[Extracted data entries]
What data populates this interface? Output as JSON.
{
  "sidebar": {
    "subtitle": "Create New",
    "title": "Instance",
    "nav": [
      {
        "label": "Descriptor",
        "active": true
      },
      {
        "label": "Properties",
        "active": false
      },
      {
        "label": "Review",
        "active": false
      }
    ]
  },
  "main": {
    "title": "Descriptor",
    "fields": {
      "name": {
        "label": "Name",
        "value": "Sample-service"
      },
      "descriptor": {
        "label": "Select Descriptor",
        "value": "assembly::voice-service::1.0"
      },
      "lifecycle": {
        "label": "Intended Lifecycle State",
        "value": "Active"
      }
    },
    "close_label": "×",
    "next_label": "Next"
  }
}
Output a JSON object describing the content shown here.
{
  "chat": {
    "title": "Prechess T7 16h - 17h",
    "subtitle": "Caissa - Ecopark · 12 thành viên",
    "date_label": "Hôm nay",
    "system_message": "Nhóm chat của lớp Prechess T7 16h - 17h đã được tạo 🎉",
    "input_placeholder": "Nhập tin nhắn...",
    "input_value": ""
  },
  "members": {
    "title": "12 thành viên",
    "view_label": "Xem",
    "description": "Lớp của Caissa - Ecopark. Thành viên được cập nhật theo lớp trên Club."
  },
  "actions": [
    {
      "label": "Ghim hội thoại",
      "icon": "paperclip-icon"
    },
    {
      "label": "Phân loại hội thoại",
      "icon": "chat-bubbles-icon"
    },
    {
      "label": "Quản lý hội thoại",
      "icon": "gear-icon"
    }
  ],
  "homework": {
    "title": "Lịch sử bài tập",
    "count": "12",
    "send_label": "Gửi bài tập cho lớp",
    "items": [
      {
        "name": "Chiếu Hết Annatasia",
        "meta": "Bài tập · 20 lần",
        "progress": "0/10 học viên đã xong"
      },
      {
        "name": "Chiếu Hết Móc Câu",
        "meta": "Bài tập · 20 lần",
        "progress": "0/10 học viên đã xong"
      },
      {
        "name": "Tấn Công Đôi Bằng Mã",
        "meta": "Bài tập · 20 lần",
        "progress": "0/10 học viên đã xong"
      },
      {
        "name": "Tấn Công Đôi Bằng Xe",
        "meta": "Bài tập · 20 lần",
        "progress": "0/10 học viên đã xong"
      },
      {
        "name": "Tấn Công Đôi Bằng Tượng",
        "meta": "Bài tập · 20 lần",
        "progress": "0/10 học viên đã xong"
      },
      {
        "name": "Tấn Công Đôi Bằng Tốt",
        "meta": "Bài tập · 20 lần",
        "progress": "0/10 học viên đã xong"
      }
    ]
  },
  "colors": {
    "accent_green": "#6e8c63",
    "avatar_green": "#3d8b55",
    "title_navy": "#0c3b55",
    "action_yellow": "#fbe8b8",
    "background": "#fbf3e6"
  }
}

## WRITTEN INSTRUCTION
Output the records verbatim, from the first line to the last.

## EXERCISE OUTPUT
What data populates this interface? Output as JSON.
{
  "sidebar": {
    "subtitle": "Create New",
    "title": "Instance",
    "nav": [
      {
        "label": "Descriptor",
        "active": true
      },
      {
        "label": "Properties",
        "active": false
      },
      {
        "label": "Review",
        "active": false
      }
    ]
  },
  "main": {
    "title": "Descriptor",
    "fields": {
      "name": {
        "label": "Name",
        "value": "Sample-service"
      },
      "descriptor": {
        "label": "Select Descriptor",
        "value": "assembly::voice-service::1.0"
      },
      "lifecycle": {
        "label": "Intended Lifecycle State",
        "value": "Active"
      }
    },
    "close_label": "×",
    "next_label": "Next"
  }
}
Output a JSON object describing the content shown here.
{
  "chat": {
    "title": "Prechess T7 16h - 17h",
    "subtitle": "Caissa - Ecopark · 12 thành viên",
    "date_label": "Hôm nay",
    "system_message": "Nhóm chat của lớp Prechess T7 16h - 17h đã được tạo 🎉",
    "input_placeholder": "Nhập tin nhắn...",
    "input_value": ""
  },
  "members": {
    "title": "12 thành viên",
    "view_label": "Xem",
    "description": "Lớp của Caissa - Ecopark. Thành viên được cập nhật theo lớp trên Club."
  },
  "actions": [
    {
      "label": "Ghim hội thoại",
      "icon": "paperclip-icon"
    },
    {
      "label": "Phân loại hội thoại",
      "icon": "chat-bubbles-icon"
    },
    {
      "label": "Quản lý hội thoại",
      "icon": "gear-icon"
    }
  ],
  "homework": {
    "title": "Lịch sử bài tập",
    "count": "12",
    "send_label": "Gửi bài tập cho lớp",
    "items": [
      {
        "name": "Chiếu Hết Annatasia",
        "meta": "Bài tập · 20 lần",
        "progress": "0/10 học viên đã xong"
      },
      {
        "name": "Chiếu Hết Móc Câu",
        "meta": "Bài tập · 20 lần",
        "progress": "0/10 học viên đã xong"
      },
      {
        "name": "Tấn Công Đôi Bằng Mã",
        "meta": "Bài tập · 20 lần",
        "progress": "0/10 học viên đã xong"
      },
      {
        "name": "Tấn Công Đôi Bằng Xe",
        "meta": "Bài tập · 20 lần",
        "progress": "0/10 học viên đã xong"
      },
      {
        "name": "Tấn Công Đôi Bằng Tượng",
        "meta": "Bài tập · 20 lần",
        "progress": "0/10 học viên đã xong"
      },
      {
        "name": "Tấn Công Đôi Bằng Tốt",
        "meta": "Bài tập · 20 lần",
        "progress": "0/10 học viên đã xong"
      }
    ]
  },
  "colors": {
    "accent_green": "#6e8c63",
    "avatar_green": "#3d8b55",
    "title_navy": "#0c3b55",
    "action_yellow": "#fbe8b8",
    "background": "#fbf3e6"
  }
}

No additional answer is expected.